## TASK STATEMENT
Each entry below is to be given again word for word, with no pictures.
━━━━━ EXERCISE MATERIAL
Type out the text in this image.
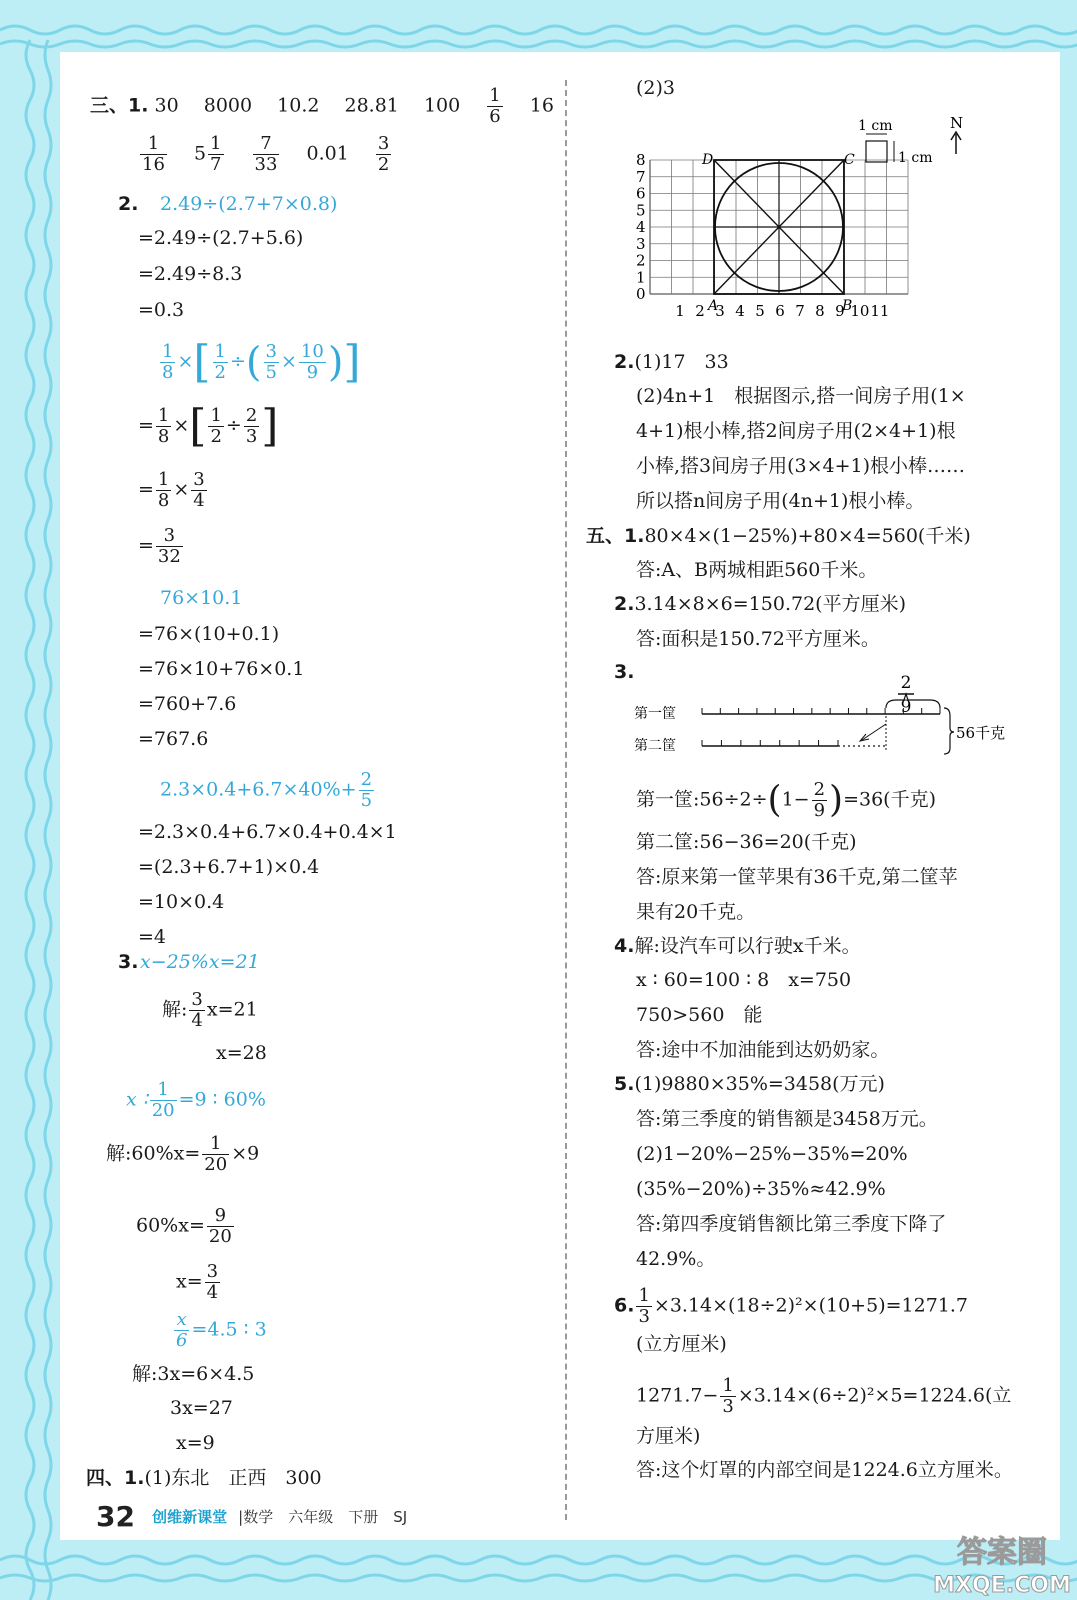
三、1. 30  8000  10.2  28.81  100  $\frac{1}{6}$
  16
$\frac{1}{16}$
  $5 \frac{1}{7}$
  $\frac{7}{33}$
  0.01  $\frac{3}{2}$
2. 2.49÷(2.7+7×0.8)
=2.49÷(2.7+5.6)
=2.49÷8.3
=0.3
$\frac{1}{8}$ ×[ $\frac{1}{2}$ ÷( $\frac{3}{5} \times \frac{10}{9}$ )]
= $\frac{1}{8}$ ×[ $\frac{1}{2} \div \frac{2}{3}$ ]
= $\frac{1}{8} \times \frac{3}{4}$
= $\frac{3}{32}$
76×10.1
=76×(10+0.1)
=76×10+76×0.1
=760+7.6
=767.6
$2.3\times 0.4+6.7\times 40\%+ \frac{2}{5}$
=2.3×0.4+6.7×0.4+0.4×1
=(2.3+6.7+1)×0.4
=10×0.4
=4
3. x−25%x=21
解: $\frac{3}{4} x=21$
x=28
x ∶ $\frac{1}{20} =9$ ∶ 60%
解:60%x= $\frac{1}{20} \times 9$
$60\%x= \frac{9}{20}$
$x= \frac{3}{4}$
$\frac{x}{6} =4.5$ ∶ 3
解:3x=6×4.5
3x=27
x=9
四、1.(1)东北　正西　300
(2)3
0
1
2
3
4
5
6
7
8
1 2 3 4 5 6 7 8 9 10 11
A	B
C
D
1 cm
1 cm
N
2.(1)17　33
(2)4n+1　根据图示,搭一间房子用(1×
4+1)根小棒,搭2间房子用(2×4+1)根
小棒,搭3间房子用(3×4+1)根小棒……
所以搭n间房子用(4n+1)根小棒。
五、1.80×4×(1−25%)+80×4=560(千米)
答:A、B两城相距560千米。
2.3.14×8×6=150.72(平方厘米)
答:面积是150.72平方厘米。
3.	2
9
第一筐
第二筐
56千克
第一筐:56÷2÷(1− $\frac{2}{9} )=36$(千克)
第二筐:56−36=20(千克)
答:原来第一筐苹果有36千克,第二筐苹
果有20千克。
4.解:设汽车可以行驶x千米。
x ∶ 60=100 ∶ 8　x=750
750>560　能
答:途中不加油能到达奶奶家。
5.(1)9880×35%=3458(万元)
答:第三季度的销售额是3458万元。
(2)1−20%−25%−35%=20%
(35%−20%)÷35%≈42.9%
答:第四季度销售额比第三季度下降了
42.9%。
6. $\frac{1}{3} \times 3.14\times(18\div 2)^2\times(10+5)=1271.7$
(立方厘米)
$1271.7- \frac{1}{3} \times 3.14\times(6\div 2)^2\times 5=1224.6$(立
方厘米)
答:这个灯罩的内部空间是1224.6立方厘米。
32 创维新课堂 |数学　六年级　下册　SJ
答案圈
MXQE.COM
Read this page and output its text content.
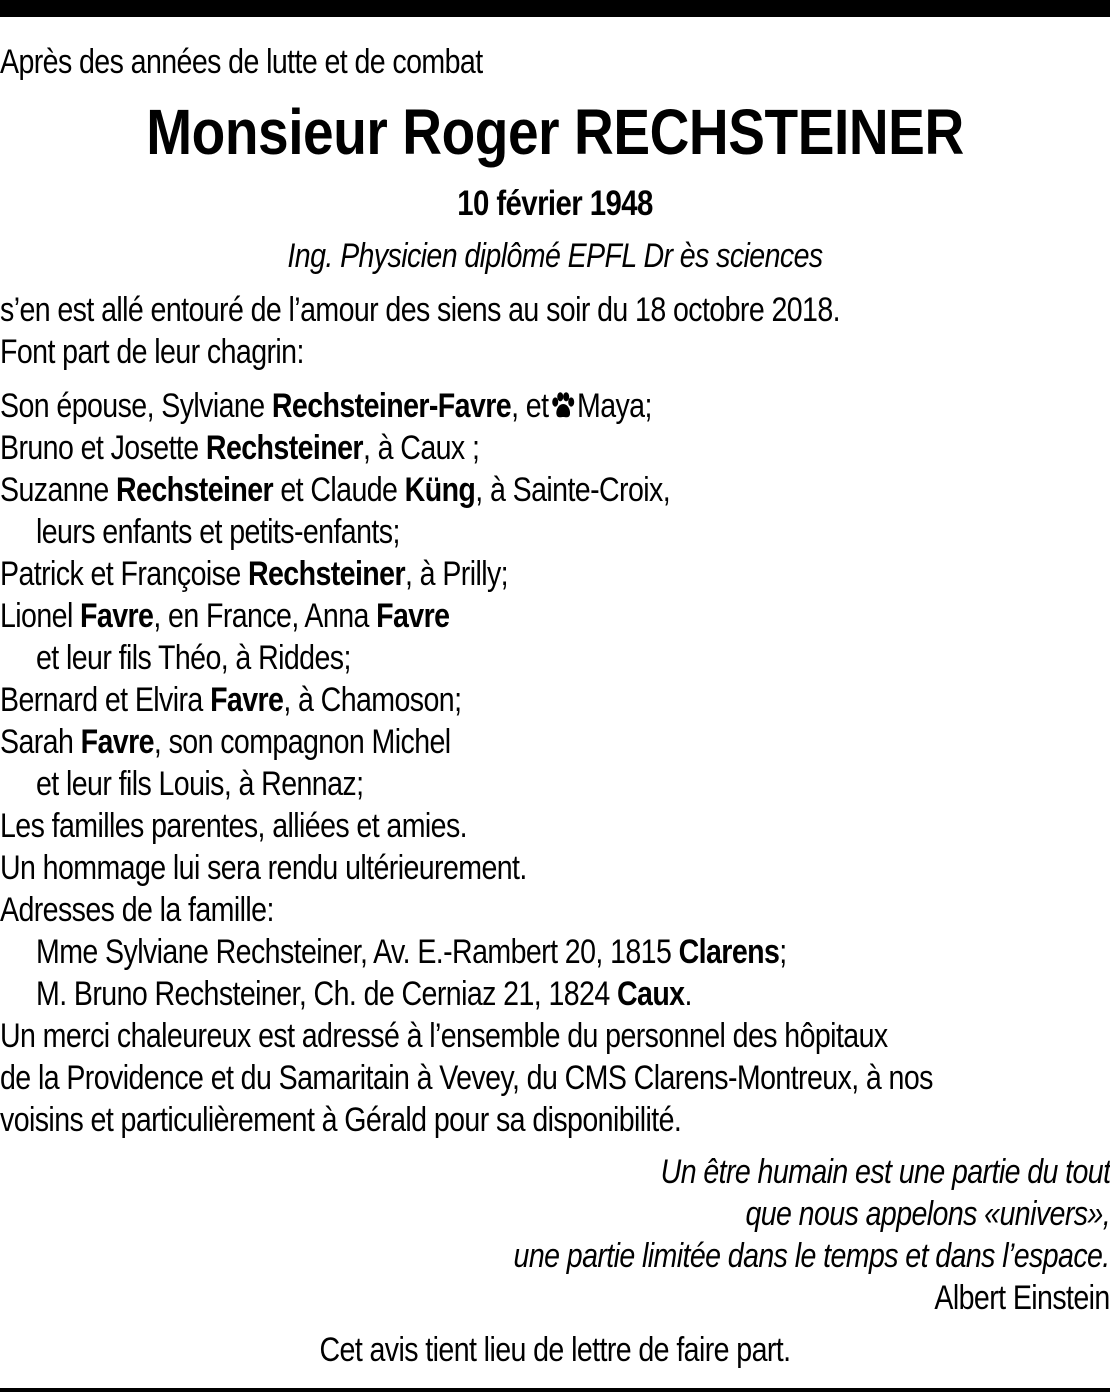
Après des années de lutte et de combat
Monsieur Roger RECHSTEINER
10 février 1948
Ing. Physicien diplômé EPFL Dr ès sciences
s’en est allé entouré de l’amour des siens au soir du 18 octobre 2018.
Font part de leur chagrin:
Son épouse, Sylviane Rechsteiner-Favre, et Maya;
Bruno et Josette Rechsteiner, à Caux ;
Suzanne Rechsteiner et Claude Küng, à Sainte-Croix,
leurs enfants et petits-enfants;
Patrick et Françoise Rechsteiner, à Prilly;
Lionel Favre, en France, Anna Favre
et leur fils Théo, à Riddes;
Bernard et Elvira Favre, à Chamoson;
Sarah Favre, son compagnon Michel
et leur fils Louis, à Rennaz;
Les familles parentes, alliées et amies.
Un hommage lui sera rendu ultérieurement.
Adresses de la famille:
Mme Sylviane Rechsteiner, Av. E.-Rambert 20, 1815 Clarens;
M. Bruno Rechsteiner, Ch. de Cerniaz 21, 1824 Caux.
Un merci chaleureux est adressé à l’ensemble du personnel des hôpitaux
de la Providence et du Samaritain à Vevey, du CMS Clarens-Montreux, à nos
voisins et particulièrement à Gérald pour sa disponibilité.
Un être humain est une partie du tout
que nous appelons «univers»,
une partie limitée dans le temps et dans l’espace.
Albert Einstein
Cet avis tient lieu de lettre de faire part.
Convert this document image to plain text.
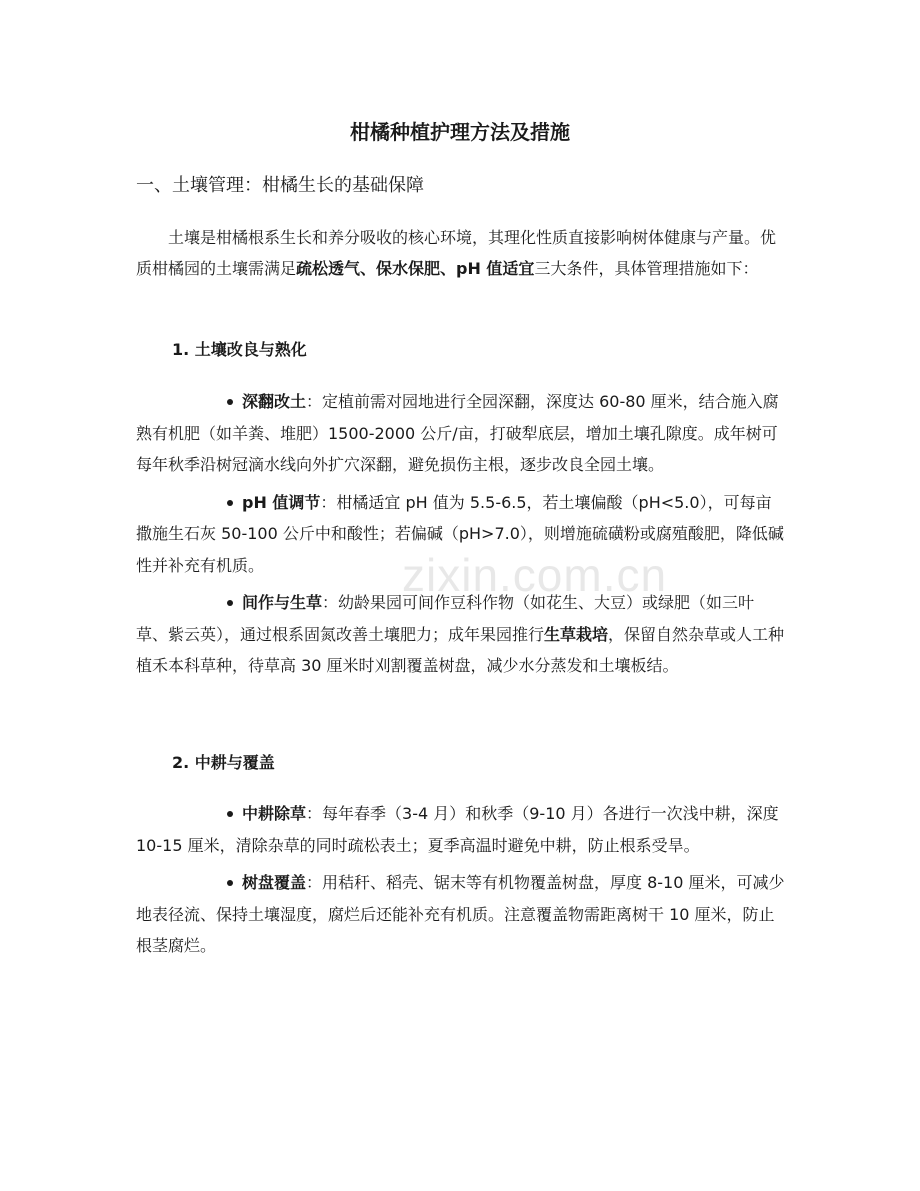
柑橘种植护理方法及措施
一、土壤管理：柑橘生长的基础保障

土壤是柑橘根系生长和养分吸收的核心环境，其理化性质直接影响树体健康与产量。优质柑橘园的土壤需满足疏松透气、保水保肥、pH 值适宜三大条件，具体管理措施如下：

1. 土壤改良与熟化
深翻改土：定植前需对园地进行全园深翻，深度达 60-80 厘米，结合施入腐熟有机肥（如羊粪、堆肥）1500-2000 公斤/亩，打破犁底层，增加土壤孔隙度。成年树可每年秋季沿树冠滴水线向外扩穴深翻，避免损伤主根，逐步改良全园土壤。
pH 值调节：柑橘适宜 pH 值为 5.5-6.5，若土壤偏酸（pH<5.0），可每亩撒施生石灰 50-100 公斤中和酸性；若偏碱（pH>7.0），则增施硫磺粉或腐殖酸肥，降低碱性并补充有机质。
间作与生草：幼龄果园可间作豆科作物（如花生、大豆）或绿肥（如三叶草、紫云英），通过根系固氮改善土壤肥力；成年果园推行生草栽培，保留自然杂草或人工种植禾本科草种，待草高 30 厘米时刈割覆盖树盘，减少水分蒸发和土壤板结。
2. 中耕与覆盖
中耕除草：每年春季（3-4 月）和秋季（9-10 月）各进行一次浅中耕，深度 10-15 厘米，清除杂草的同时疏松表土；夏季高温时避免中耕，防止根系受旱。
树盘覆盖：用秸秆、稻壳、锯末等有机物覆盖树盘，厚度 8-10 厘米，可减少地表径流、保持土壤湿度，腐烂后还能补充有机质。注意覆盖物需距离树干 10 厘米，防止根茎腐烂。
zixin.com.cn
━━━━━━━━━━
## EXERCISE ANSWER
Type out the text in this image.
三、1. 30  8000  10.2  28.81  100  $\frac{1}{6}$
  16
$\frac{1}{16}$
  $5 \frac{1}{7}$
  $\frac{7}{33}$
  0.01  $\frac{3}{2}$
2. 2.49÷(2.7+7×0.8)
=2.49÷(2.7+5.6)
=2.49÷8.3
=0.3
$\frac{1}{8}$ ×[ $\frac{1}{2}$ ÷( $\frac{3}{5} \times \frac{10}{9}$ )]
= $\frac{1}{8}$ ×[ $\frac{1}{2} \div \frac{2}{3}$ ]
= $\frac{1}{8} \times \frac{3}{4}$
= $\frac{3}{32}$
76×10.1
=76×(10+0.1)
=76×10+76×0.1
=760+7.6
=767.6
$2.3\times 0.4+6.7\times 40\%+ \frac{2}{5}$
=2.3×0.4+6.7×0.4+0.4×1
=(2.3+6.7+1)×0.4
=10×0.4
=4
3. x−25%x=21
解: $\frac{3}{4} x=21$
x=28
x ∶ $\frac{1}{20} =9$ ∶ 60%
解:60%x= $\frac{1}{20} \times 9$
$60\%x= \frac{9}{20}$
$x= \frac{3}{4}$
$\frac{x}{6} =4.5$ ∶ 3
解:3x=6×4.5
3x=27
x=9
四、1.(1)东北　正西　300
(2)3
0
1
2
3
4
5
6
7
8
1 2 3 4 5 6 7 8 9 10 11
A	B
C
D
1 cm
1 cm
N
2.(1)17　33
(2)4n+1　根据图示,搭一间房子用(1×
4+1)根小棒,搭2间房子用(2×4+1)根
小棒,搭3间房子用(3×4+1)根小棒……
所以搭n间房子用(4n+1)根小棒。
五、1.80×4×(1−25%)+80×4=560(千米)
答:A、B两城相距560千米。
2.3.14×8×6=150.72(平方厘米)
答:面积是150.72平方厘米。
3.	2
9
第一筐
第二筐
56千克
第一筐:56÷2÷(1− $\frac{2}{9} )=36$(千克)
第二筐:56−36=20(千克)
答:原来第一筐苹果有36千克,第二筐苹
果有20千克。
4.解:设汽车可以行驶x千米。
x ∶ 60=100 ∶ 8　x=750
750>560　能
答:途中不加油能到达奶奶家。
5.(1)9880×35%=3458(万元)
答:第三季度的销售额是3458万元。
(2)1−20%−25%−35%=20%
(35%−20%)÷35%≈42.9%
答:第四季度销售额比第三季度下降了
42.9%。
6. $\frac{1}{3} \times 3.14\times(18\div 2)^2\times(10+5)=1271.7$
(立方厘米)
$1271.7- \frac{1}{3} \times 3.14\times(6\div 2)^2\times 5=1224.6$(立
方厘米)
答:这个灯罩的内部空间是1224.6立方厘米。
32 创维新课堂 |数学　六年级　下册　SJ
答案圈
MXQE.COM
Read this page and output its text content.
Après des années de lutte et de combat
Monsieur Roger RECHSTEINER
10 février 1948
Ing. Physicien diplômé EPFL Dr ès sciences
s’en est allé entouré de l’amour des siens au soir du 18 octobre 2018.
Font part de leur chagrin:
Son épouse, Sylviane Rechsteiner-Favre, et Maya;
Bruno et Josette Rechsteiner, à Caux ;
Suzanne Rechsteiner et Claude Küng, à Sainte-Croix,
leurs enfants et petits-enfants;
Patrick et Françoise Rechsteiner, à Prilly;
Lionel Favre, en France, Anna Favre
et leur fils Théo, à Riddes;
Bernard et Elvira Favre, à Chamoson;
Sarah Favre, son compagnon Michel
et leur fils Louis, à Rennaz;
Les familles parentes, alliées et amies.
Un hommage lui sera rendu ultérieurement.
Adresses de la famille:
Mme Sylviane Rechsteiner, Av. E.-Rambert 20, 1815 Clarens;
M. Bruno Rechsteiner, Ch. de Cerniaz 21, 1824 Caux.
Un merci chaleureux est adressé à l’ensemble du personnel des hôpitaux
de la Providence et du Samaritain à Vevey, du CMS Clarens-Montreux, à nos
voisins et particulièrement à Gérald pour sa disponibilité.
Un être humain est une partie du tout
que nous appelons «univers»,
une partie limitée dans le temps et dans l’espace.
Albert Einstein
Cet avis tient lieu de lettre de faire part.
Convert this document image to plain text.
柑橘种植护理方法及措施
一、土壤管理：柑橘生长的基础保障

土壤是柑橘根系生长和养分吸收的核心环境，其理化性质直接影响树体健康与产量。优质柑橘园的土壤需满足疏松透气、保水保肥、pH 值适宜三大条件，具体管理措施如下：

1. 土壤改良与熟化
深翻改土：定植前需对园地进行全园深翻，深度达 60-80 厘米，结合施入腐熟有机肥（如羊粪、堆肥）1500-2000 公斤/亩，打破犁底层，增加土壤孔隙度。成年树可每年秋季沿树冠滴水线向外扩穴深翻，避免损伤主根，逐步改良全园土壤。
pH 值调节：柑橘适宜 pH 值为 5.5-6.5，若土壤偏酸（pH<5.0），可每亩撒施生石灰 50-100 公斤中和酸性；若偏碱（pH>7.0），则增施硫磺粉或腐殖酸肥，降低碱性并补充有机质。
间作与生草：幼龄果园可间作豆科作物（如花生、大豆）或绿肥（如三叶草、紫云英），通过根系固氮改善土壤肥力；成年果园推行生草栽培，保留自然杂草或人工种植禾本科草种，待草高 30 厘米时刈割覆盖树盘，减少水分蒸发和土壤板结。
2. 中耕与覆盖
中耕除草：每年春季（3-4 月）和秋季（9-10 月）各进行一次浅中耕，深度 10-15 厘米，清除杂草的同时疏松表土；夏季高温时避免中耕，防止根系受旱。
树盘覆盖：用秸秆、稻壳、锯末等有机物覆盖树盘，厚度 8-10 厘米，可减少地表径流、保持土壤湿度，腐烂后还能补充有机质。注意覆盖物需距离树干 10 厘米，防止根茎腐烂。
zixin.com.cn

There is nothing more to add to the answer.